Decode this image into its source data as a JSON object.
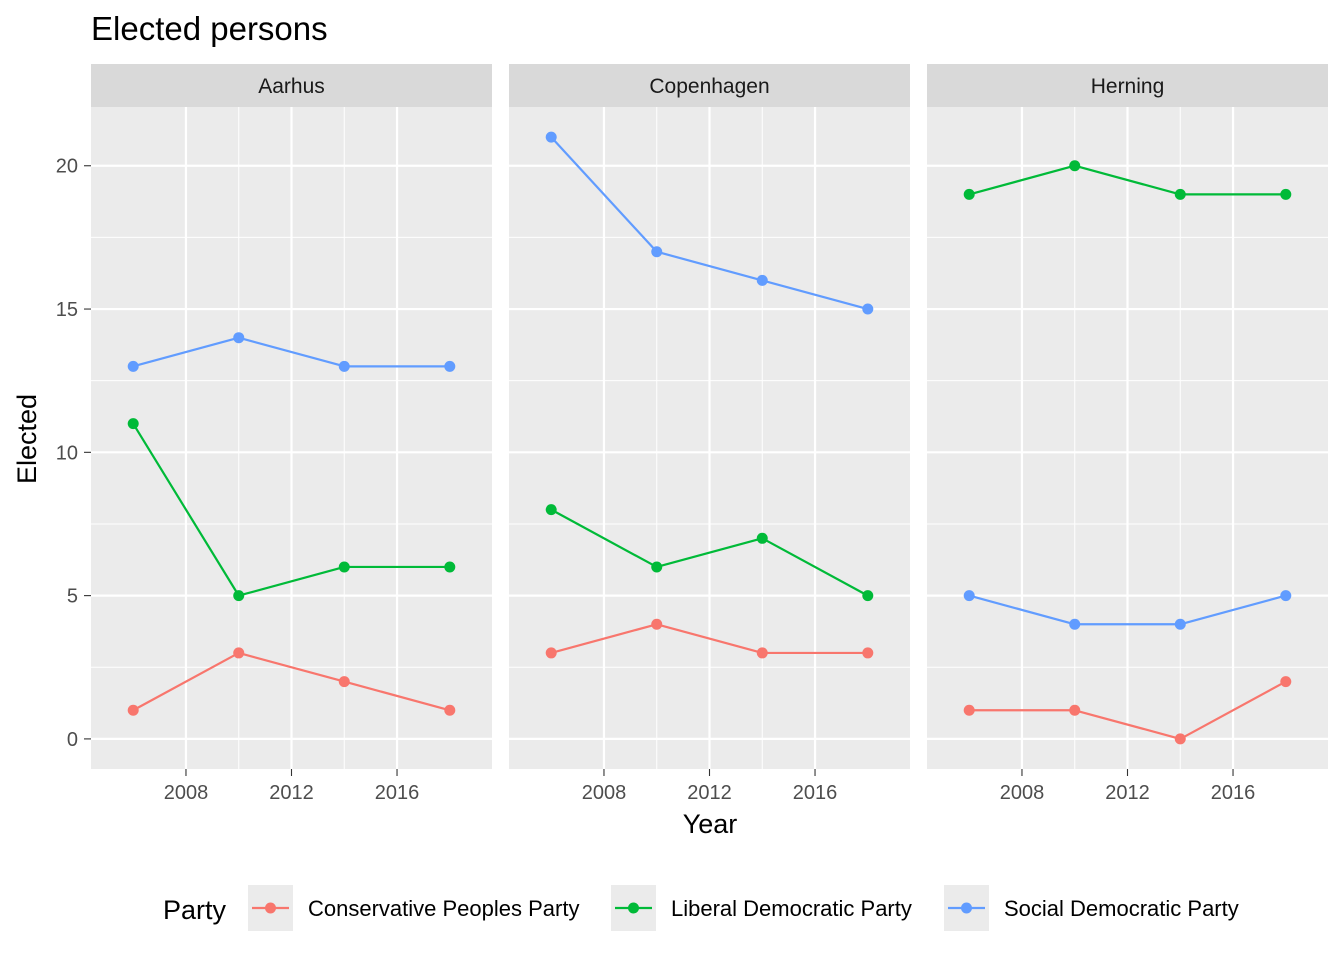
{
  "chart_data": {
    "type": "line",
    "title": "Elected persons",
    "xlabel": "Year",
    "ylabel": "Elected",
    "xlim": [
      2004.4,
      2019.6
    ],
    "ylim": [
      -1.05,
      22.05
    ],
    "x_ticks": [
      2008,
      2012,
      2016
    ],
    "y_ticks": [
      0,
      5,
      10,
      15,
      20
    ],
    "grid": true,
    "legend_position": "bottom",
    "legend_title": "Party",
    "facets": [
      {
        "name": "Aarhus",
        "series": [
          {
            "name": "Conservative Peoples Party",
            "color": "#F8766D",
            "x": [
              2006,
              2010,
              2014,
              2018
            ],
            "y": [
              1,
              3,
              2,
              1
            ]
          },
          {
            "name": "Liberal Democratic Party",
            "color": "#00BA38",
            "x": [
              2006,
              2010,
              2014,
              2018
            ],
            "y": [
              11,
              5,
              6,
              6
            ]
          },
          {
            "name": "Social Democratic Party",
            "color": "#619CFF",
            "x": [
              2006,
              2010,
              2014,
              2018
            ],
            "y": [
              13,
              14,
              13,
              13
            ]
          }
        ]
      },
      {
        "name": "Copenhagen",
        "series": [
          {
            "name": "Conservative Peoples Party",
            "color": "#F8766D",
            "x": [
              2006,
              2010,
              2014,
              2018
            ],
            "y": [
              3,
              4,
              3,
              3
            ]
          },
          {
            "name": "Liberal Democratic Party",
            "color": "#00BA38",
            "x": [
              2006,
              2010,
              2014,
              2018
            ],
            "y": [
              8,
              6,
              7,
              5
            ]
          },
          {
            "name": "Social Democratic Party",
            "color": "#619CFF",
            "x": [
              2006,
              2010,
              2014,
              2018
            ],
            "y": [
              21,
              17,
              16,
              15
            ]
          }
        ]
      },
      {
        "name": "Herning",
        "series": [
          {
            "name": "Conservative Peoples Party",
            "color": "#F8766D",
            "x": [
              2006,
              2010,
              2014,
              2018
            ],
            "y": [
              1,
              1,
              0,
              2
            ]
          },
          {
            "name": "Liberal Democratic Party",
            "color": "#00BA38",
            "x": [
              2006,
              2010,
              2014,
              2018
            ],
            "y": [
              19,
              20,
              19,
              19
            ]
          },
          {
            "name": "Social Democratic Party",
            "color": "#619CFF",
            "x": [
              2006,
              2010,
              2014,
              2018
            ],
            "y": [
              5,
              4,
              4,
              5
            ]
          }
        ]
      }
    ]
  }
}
══════════════════════════════
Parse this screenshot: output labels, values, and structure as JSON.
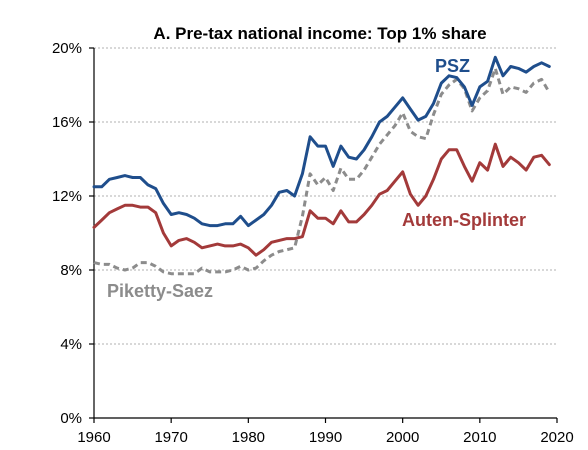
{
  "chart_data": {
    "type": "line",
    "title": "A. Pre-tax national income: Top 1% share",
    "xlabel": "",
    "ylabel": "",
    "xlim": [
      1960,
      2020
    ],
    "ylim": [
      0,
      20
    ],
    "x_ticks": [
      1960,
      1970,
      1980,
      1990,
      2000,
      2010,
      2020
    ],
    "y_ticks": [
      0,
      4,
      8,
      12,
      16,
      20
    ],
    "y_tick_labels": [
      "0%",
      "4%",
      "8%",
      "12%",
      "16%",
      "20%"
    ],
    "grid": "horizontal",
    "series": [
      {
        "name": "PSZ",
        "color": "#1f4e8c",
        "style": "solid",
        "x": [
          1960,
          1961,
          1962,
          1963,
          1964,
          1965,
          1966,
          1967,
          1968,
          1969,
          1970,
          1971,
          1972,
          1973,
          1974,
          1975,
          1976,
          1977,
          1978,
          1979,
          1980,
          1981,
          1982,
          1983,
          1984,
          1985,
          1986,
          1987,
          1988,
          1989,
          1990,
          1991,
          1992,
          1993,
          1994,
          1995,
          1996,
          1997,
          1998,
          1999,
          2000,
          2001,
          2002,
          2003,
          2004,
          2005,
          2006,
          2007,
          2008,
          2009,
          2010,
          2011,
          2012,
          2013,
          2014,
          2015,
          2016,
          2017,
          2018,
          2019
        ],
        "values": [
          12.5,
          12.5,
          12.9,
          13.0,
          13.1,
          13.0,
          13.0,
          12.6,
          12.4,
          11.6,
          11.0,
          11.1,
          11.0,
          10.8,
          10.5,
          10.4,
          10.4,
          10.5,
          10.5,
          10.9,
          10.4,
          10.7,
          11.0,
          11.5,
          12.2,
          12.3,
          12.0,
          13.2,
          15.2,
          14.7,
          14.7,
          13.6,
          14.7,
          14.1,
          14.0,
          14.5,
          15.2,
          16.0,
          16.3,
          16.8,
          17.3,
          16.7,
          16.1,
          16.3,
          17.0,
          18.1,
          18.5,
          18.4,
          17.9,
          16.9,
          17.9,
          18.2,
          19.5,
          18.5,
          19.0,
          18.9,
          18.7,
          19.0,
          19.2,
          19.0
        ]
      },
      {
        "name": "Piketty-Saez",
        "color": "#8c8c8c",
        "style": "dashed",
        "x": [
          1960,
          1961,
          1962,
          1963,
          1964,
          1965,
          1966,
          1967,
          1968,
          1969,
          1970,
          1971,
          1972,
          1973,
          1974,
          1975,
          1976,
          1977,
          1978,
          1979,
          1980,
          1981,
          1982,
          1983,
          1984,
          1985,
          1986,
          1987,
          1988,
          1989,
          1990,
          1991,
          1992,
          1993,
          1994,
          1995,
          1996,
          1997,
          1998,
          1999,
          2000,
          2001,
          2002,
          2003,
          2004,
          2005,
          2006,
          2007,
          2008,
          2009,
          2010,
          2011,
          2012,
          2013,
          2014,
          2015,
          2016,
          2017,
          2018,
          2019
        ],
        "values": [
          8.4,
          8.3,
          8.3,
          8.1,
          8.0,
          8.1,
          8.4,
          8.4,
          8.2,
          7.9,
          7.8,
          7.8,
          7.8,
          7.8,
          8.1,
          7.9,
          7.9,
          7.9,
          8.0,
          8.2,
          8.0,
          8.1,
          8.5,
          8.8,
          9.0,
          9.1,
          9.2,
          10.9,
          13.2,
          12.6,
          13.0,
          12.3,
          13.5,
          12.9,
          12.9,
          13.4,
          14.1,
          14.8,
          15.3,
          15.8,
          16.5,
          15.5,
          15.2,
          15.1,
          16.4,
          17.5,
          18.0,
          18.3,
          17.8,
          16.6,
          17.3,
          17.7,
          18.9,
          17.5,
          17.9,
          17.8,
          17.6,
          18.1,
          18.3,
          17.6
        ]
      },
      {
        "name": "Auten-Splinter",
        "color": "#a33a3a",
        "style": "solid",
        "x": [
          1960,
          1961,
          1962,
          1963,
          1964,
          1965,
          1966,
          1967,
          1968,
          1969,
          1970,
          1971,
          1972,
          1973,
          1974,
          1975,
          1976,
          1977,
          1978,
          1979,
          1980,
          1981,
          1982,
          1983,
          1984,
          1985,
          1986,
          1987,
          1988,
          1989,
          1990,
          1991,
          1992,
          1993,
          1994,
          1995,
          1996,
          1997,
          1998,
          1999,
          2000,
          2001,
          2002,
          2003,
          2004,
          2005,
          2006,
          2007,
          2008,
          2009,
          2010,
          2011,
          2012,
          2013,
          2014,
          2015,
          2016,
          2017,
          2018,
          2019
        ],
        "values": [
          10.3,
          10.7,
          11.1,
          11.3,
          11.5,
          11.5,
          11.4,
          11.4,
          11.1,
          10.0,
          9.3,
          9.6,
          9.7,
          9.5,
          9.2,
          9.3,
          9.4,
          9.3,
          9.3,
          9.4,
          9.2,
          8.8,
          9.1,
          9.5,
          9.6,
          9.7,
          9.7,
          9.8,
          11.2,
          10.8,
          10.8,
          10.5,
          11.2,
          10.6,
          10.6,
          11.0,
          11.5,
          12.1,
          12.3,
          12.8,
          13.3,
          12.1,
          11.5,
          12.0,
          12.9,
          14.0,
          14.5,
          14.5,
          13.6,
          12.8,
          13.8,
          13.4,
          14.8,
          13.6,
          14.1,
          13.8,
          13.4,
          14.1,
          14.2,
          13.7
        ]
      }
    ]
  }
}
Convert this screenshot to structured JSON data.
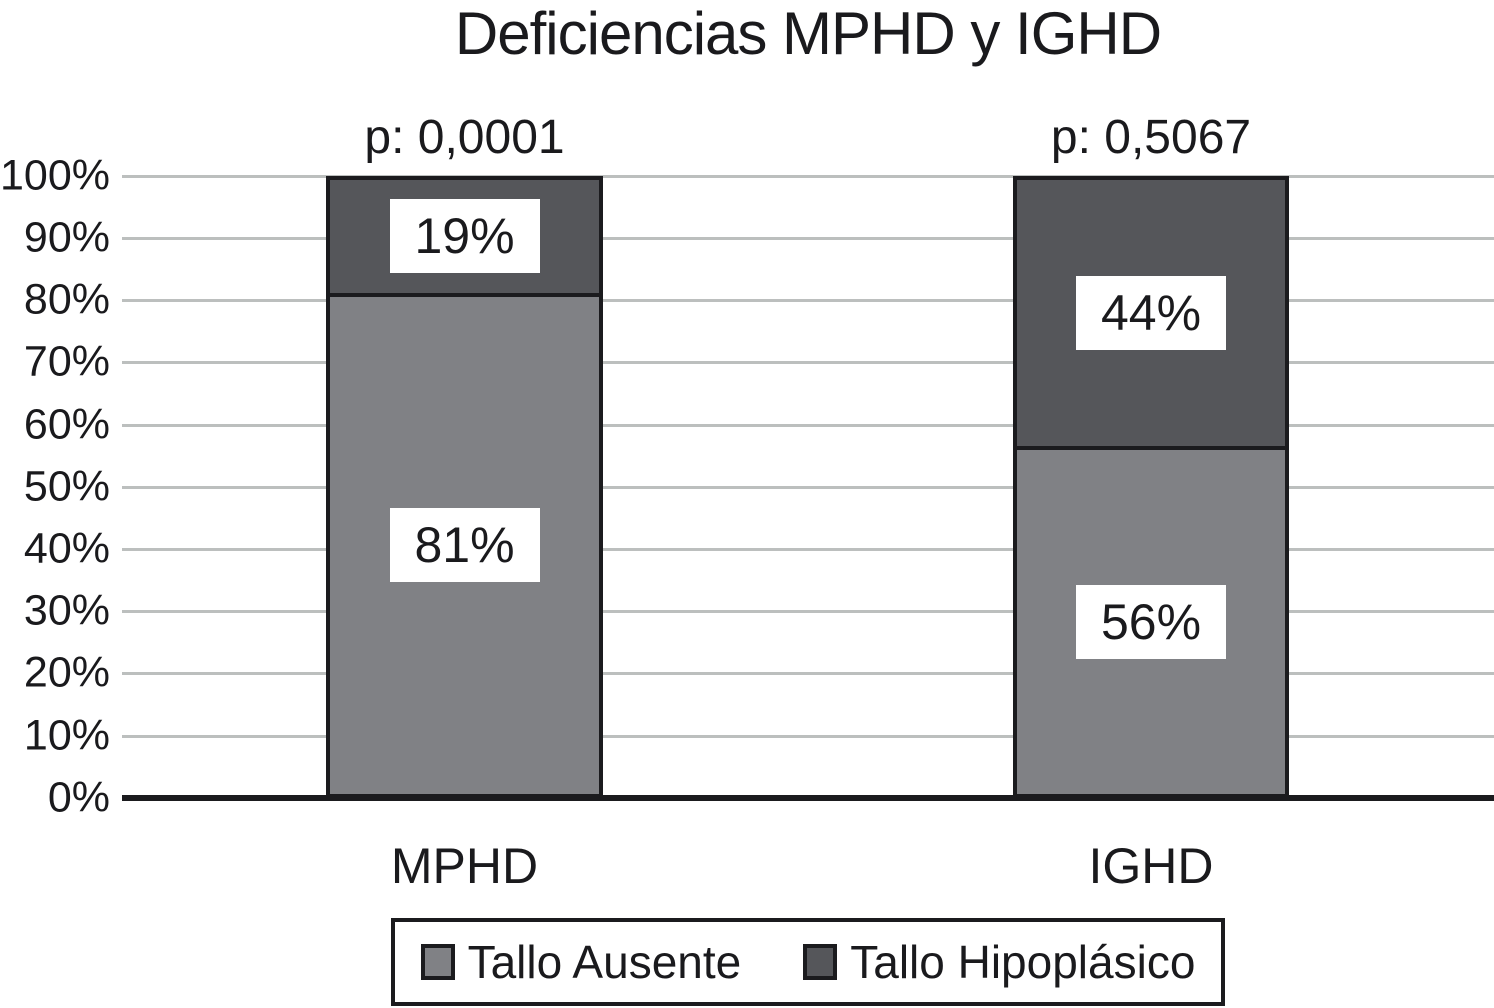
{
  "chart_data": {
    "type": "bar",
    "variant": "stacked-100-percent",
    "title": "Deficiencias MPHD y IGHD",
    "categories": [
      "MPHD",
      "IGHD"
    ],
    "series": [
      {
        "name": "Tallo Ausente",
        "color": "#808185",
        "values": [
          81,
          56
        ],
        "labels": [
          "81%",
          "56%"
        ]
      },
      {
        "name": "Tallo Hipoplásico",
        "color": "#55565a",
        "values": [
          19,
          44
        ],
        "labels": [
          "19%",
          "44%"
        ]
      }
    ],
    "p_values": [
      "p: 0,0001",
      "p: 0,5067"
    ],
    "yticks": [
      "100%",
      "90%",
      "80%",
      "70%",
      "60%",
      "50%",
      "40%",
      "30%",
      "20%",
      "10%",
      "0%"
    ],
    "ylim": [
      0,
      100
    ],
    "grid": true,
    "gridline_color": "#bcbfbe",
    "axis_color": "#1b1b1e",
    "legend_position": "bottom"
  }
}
══════════════════════════════
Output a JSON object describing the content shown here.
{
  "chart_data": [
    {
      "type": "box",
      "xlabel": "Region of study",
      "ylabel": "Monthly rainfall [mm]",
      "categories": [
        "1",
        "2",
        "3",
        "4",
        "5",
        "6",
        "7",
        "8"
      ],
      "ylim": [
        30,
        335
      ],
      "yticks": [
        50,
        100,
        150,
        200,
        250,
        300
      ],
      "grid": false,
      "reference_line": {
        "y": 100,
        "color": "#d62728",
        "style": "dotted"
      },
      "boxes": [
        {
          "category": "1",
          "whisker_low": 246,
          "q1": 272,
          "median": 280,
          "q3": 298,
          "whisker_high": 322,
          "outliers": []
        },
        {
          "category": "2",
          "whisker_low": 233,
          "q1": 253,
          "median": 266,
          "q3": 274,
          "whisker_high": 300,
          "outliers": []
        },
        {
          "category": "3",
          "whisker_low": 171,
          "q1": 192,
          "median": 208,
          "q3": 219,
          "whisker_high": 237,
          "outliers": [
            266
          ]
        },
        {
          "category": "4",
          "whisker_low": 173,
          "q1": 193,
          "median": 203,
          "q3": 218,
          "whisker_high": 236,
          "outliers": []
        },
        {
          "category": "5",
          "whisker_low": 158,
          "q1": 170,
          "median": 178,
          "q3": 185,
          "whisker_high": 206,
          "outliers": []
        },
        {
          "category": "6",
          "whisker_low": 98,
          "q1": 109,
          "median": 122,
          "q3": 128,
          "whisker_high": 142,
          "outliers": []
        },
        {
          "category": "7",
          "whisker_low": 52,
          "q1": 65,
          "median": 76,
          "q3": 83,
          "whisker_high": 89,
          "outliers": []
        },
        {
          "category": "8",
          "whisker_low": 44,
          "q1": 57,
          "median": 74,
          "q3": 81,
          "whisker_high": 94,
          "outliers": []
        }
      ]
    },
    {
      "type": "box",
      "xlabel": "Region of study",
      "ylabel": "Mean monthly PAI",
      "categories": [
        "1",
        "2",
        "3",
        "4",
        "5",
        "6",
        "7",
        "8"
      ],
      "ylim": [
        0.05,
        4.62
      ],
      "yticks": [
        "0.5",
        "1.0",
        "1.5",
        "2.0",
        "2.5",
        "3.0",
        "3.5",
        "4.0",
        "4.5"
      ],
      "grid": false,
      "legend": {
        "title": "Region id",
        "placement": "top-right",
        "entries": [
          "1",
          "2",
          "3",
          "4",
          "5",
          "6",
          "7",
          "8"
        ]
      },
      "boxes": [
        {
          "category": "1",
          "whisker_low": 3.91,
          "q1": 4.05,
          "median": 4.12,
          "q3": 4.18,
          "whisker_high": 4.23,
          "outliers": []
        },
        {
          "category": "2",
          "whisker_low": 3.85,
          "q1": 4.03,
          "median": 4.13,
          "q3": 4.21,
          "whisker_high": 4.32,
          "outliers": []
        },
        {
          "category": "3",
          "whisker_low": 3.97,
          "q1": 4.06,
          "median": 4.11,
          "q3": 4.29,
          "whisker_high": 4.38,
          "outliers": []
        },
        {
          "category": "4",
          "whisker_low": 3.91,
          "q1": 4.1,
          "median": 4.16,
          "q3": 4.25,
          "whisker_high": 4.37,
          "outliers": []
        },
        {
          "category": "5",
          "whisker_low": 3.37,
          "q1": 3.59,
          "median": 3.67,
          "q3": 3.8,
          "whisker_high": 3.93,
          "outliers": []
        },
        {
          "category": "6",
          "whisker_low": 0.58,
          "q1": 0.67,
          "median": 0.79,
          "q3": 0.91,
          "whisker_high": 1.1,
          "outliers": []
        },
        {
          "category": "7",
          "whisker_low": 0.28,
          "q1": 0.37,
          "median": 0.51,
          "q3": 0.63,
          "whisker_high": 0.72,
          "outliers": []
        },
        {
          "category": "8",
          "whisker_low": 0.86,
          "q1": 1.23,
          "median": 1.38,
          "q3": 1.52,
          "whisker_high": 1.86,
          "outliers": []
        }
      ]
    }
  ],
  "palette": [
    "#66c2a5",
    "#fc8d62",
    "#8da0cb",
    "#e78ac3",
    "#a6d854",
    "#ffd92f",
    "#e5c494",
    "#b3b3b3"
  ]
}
══════════════════════════════
Problem statement: Among the records above, find each line holding the string "style" and pull it out.

Answer to this task:
        "style": "solid",
        "style": "dashed",
        "style": "solid",
        "style": "dotted"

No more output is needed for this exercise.